Stored data
========================================
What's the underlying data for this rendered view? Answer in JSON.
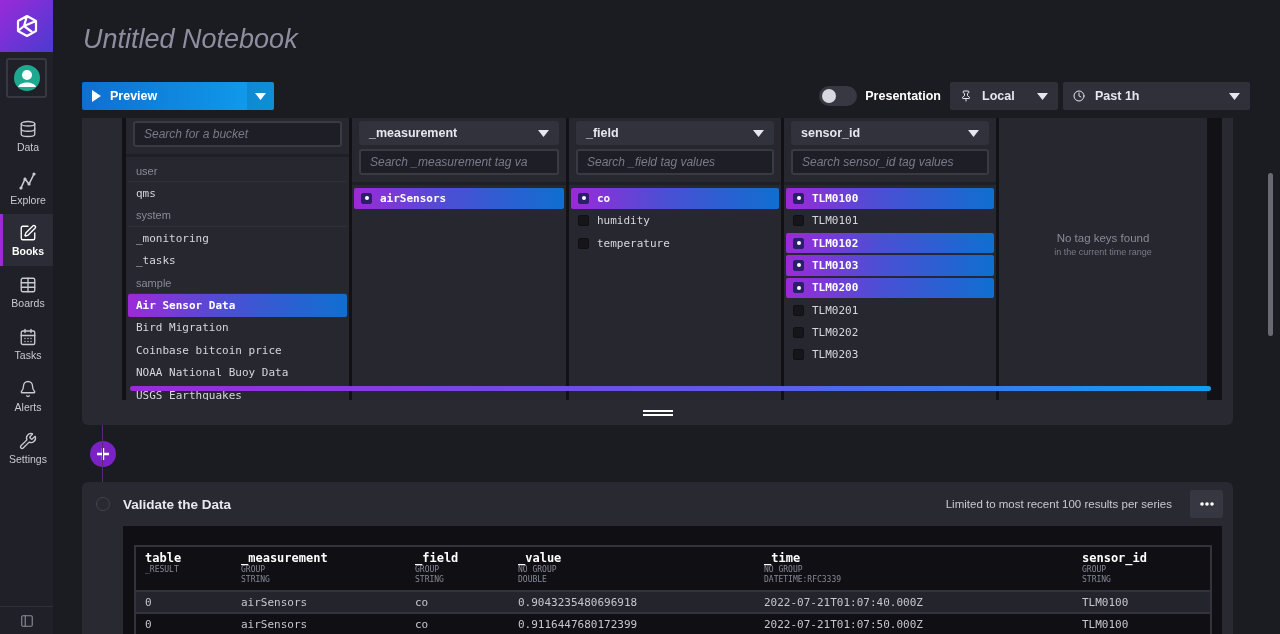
{
  "sidebar": {
    "items": [
      {
        "label": "Data",
        "selected": false
      },
      {
        "label": "Explore",
        "selected": false
      },
      {
        "label": "Books",
        "selected": true
      },
      {
        "label": "Boards",
        "selected": false
      },
      {
        "label": "Tasks",
        "selected": false
      },
      {
        "label": "Alerts",
        "selected": false
      },
      {
        "label": "Settings",
        "selected": false
      }
    ]
  },
  "notebook": {
    "title": "Untitled Notebook"
  },
  "toolbar": {
    "preview_button": "Preview",
    "presentation": {
      "label": "Presentation",
      "on": false
    },
    "timezone": "Local",
    "time_range": "Past 1h"
  },
  "query_builder": {
    "bucket_search": {
      "placeholder": "Search for a bucket"
    },
    "buckets": [
      {
        "kind": "group",
        "label": "user",
        "selected": false
      },
      {
        "kind": "item",
        "label": "qms",
        "selected": false
      },
      {
        "kind": "group",
        "label": "system",
        "selected": false
      },
      {
        "kind": "item",
        "label": "_monitoring",
        "selected": false
      },
      {
        "kind": "item",
        "label": "_tasks",
        "selected": false
      },
      {
        "kind": "group",
        "label": "sample",
        "selected": false
      },
      {
        "kind": "item",
        "label": "Air Sensor Data",
        "selected": true
      },
      {
        "kind": "item",
        "label": "Bird Migration",
        "selected": false
      },
      {
        "kind": "item",
        "label": "Coinbase bitcoin price",
        "selected": false
      },
      {
        "kind": "item",
        "label": "NOAA National Buoy Data",
        "selected": false
      },
      {
        "kind": "item",
        "label": "USGS Earthquakes",
        "selected": false
      }
    ],
    "tag_columns": [
      {
        "key": "_measurement",
        "placeholder": "Search _measurement tag va",
        "values": [
          {
            "label": "airSensors",
            "selected": true
          }
        ]
      },
      {
        "key": "_field",
        "placeholder": "Search _field tag values",
        "values": [
          {
            "label": "co",
            "selected": true
          },
          {
            "label": "humidity",
            "selected": false
          },
          {
            "label": "temperature",
            "selected": false
          }
        ]
      },
      {
        "key": "sensor_id",
        "placeholder": "Search sensor_id tag values",
        "values": [
          {
            "label": "TLM0100",
            "selected": true
          },
          {
            "label": "TLM0101",
            "selected": false
          },
          {
            "label": "TLM0102",
            "selected": true
          },
          {
            "label": "TLM0103",
            "selected": true
          },
          {
            "label": "TLM0200",
            "selected": true
          },
          {
            "label": "TLM0201",
            "selected": false
          },
          {
            "label": "TLM0202",
            "selected": false
          },
          {
            "label": "TLM0203",
            "selected": false
          }
        ]
      }
    ],
    "empty": {
      "title": "No tag keys found",
      "subtitle": "in the current time range"
    }
  },
  "validate": {
    "title": "Validate the Data",
    "note": "Limited to most recent 100 results per series",
    "columns": [
      {
        "name": "table",
        "meta": [
          "_RESULT"
        ]
      },
      {
        "name": "_measurement",
        "meta": [
          "GROUP",
          "STRING"
        ]
      },
      {
        "name": "_field",
        "meta": [
          "GROUP",
          "STRING"
        ]
      },
      {
        "name": "_value",
        "meta": [
          "NO GROUP",
          "DOUBLE"
        ]
      },
      {
        "name": "_time",
        "meta": [
          "NO GROUP",
          "DATETIME:RFC3339"
        ]
      },
      {
        "name": "sensor_id",
        "meta": [
          "GROUP",
          "STRING"
        ]
      }
    ],
    "rows": [
      [
        "0",
        "airSensors",
        "co",
        "0.9043235480696918",
        "2022-07-21T01:07:40.000Z",
        "TLM0100"
      ],
      [
        "0",
        "airSensors",
        "co",
        "0.9116447680172399",
        "2022-07-21T01:07:50.000Z",
        "TLM0100"
      ]
    ]
  }
}
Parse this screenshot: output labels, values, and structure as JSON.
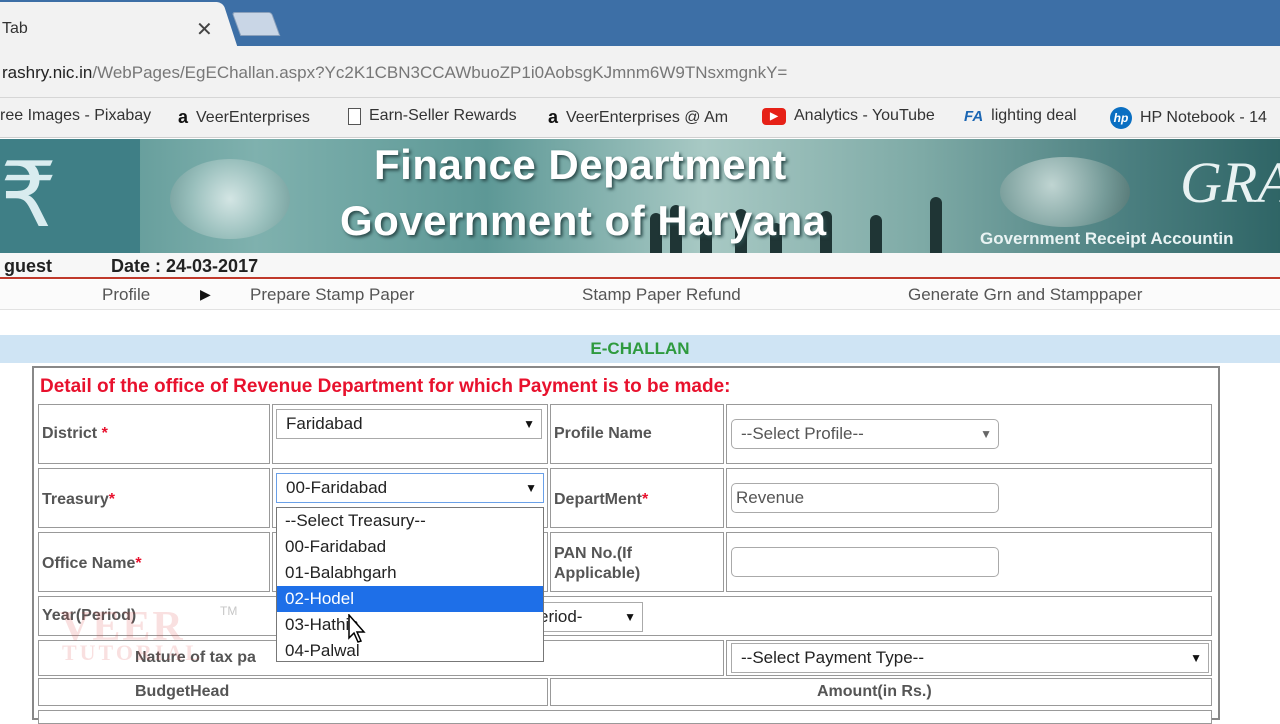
========================================
WHAT NEEDS TO BE DONE:
Work out how many lines in the entries hold the string "placeholder". Your answer should consist solely of that number.

ANSWER TO THE TASK:
4